◆ Exercise directions ◆
Copy out every line exactly as given.
=== Material for this exercise ===
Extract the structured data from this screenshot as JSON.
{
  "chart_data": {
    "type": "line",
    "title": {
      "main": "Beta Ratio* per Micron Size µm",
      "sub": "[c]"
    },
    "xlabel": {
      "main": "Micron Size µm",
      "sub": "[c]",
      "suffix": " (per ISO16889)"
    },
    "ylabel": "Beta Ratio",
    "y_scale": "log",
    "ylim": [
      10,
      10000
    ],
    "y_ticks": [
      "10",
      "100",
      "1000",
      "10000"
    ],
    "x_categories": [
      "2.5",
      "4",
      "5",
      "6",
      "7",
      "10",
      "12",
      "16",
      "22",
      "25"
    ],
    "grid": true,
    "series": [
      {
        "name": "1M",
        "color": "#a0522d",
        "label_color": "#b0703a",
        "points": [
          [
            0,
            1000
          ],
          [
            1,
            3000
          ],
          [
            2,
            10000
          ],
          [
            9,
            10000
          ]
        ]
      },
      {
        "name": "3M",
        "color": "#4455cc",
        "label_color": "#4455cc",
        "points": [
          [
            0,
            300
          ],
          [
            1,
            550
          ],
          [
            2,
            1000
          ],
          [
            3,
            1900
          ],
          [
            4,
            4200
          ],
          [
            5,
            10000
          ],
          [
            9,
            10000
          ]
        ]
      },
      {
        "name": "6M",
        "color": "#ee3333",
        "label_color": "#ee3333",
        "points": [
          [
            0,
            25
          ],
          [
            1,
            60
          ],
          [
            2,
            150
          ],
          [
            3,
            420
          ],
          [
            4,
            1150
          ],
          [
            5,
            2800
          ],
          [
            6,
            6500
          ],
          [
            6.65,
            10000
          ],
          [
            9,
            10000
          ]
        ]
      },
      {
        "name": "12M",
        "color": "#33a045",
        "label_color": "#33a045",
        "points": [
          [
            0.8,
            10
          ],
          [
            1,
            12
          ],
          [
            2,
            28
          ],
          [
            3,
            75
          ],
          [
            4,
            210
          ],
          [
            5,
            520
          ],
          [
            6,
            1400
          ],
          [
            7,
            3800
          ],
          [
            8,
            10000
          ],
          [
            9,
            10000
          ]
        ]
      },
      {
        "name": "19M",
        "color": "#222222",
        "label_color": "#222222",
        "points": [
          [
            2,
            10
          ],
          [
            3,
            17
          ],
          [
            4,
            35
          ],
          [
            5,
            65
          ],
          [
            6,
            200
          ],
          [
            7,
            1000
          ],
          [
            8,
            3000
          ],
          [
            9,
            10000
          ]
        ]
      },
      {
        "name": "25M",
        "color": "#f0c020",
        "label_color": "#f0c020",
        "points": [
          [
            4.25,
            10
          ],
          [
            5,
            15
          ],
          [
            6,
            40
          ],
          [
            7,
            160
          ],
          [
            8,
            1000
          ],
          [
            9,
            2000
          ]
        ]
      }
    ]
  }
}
===
◆ Response to this task ◆
Extract the structured data from this screenshot as JSON.
{
  "chart_data": {
    "type": "line",
    "title": {
      "main": "Beta Ratio* per Micron Size µm",
      "sub": "[c]"
    },
    "xlabel": {
      "main": "Micron Size µm",
      "sub": "[c]",
      "suffix": " (per ISO16889)"
    },
    "ylabel": "Beta Ratio",
    "y_scale": "log",
    "ylim": [
      10,
      10000
    ],
    "y_ticks": [
      "10",
      "100",
      "1000",
      "10000"
    ],
    "x_categories": [
      "2.5",
      "4",
      "5",
      "6",
      "7",
      "10",
      "12",
      "16",
      "22",
      "25"
    ],
    "grid": true,
    "series": [
      {
        "name": "1M",
        "color": "#a0522d",
        "label_color": "#b0703a",
        "points": [
          [
            0,
            1000
          ],
          [
            1,
            3000
          ],
          [
            2,
            10000
          ],
          [
            9,
            10000
          ]
        ]
      },
      {
        "name": "3M",
        "color": "#4455cc",
        "label_color": "#4455cc",
        "points": [
          [
            0,
            300
          ],
          [
            1,
            550
          ],
          [
            2,
            1000
          ],
          [
            3,
            1900
          ],
          [
            4,
            4200
          ],
          [
            5,
            10000
          ],
          [
            9,
            10000
          ]
        ]
      },
      {
        "name": "6M",
        "color": "#ee3333",
        "label_color": "#ee3333",
        "points": [
          [
            0,
            25
          ],
          [
            1,
            60
          ],
          [
            2,
            150
          ],
          [
            3,
            420
          ],
          [
            4,
            1150
          ],
          [
            5,
            2800
          ],
          [
            6,
            6500
          ],
          [
            6.65,
            10000
          ],
          [
            9,
            10000
          ]
        ]
      },
      {
        "name": "12M",
        "color": "#33a045",
        "label_color": "#33a045",
        "points": [
          [
            0.8,
            10
          ],
          [
            1,
            12
          ],
          [
            2,
            28
          ],
          [
            3,
            75
          ],
          [
            4,
            210
          ],
          [
            5,
            520
          ],
          [
            6,
            1400
          ],
          [
            7,
            3800
          ],
          [
            8,
            10000
          ],
          [
            9,
            10000
          ]
        ]
      },
      {
        "name": "19M",
        "color": "#222222",
        "label_color": "#222222",
        "points": [
          [
            2,
            10
          ],
          [
            3,
            17
          ],
          [
            4,
            35
          ],
          [
            5,
            65
          ],
          [
            6,
            200
          ],
          [
            7,
            1000
          ],
          [
            8,
            3000
          ],
          [
            9,
            10000
          ]
        ]
      },
      {
        "name": "25M",
        "color": "#f0c020",
        "label_color": "#f0c020",
        "points": [
          [
            4.25,
            10
          ],
          [
            5,
            15
          ],
          [
            6,
            40
          ],
          [
            7,
            160
          ],
          [
            8,
            1000
          ],
          [
            9,
            2000
          ]
        ]
      }
    ]
  }
}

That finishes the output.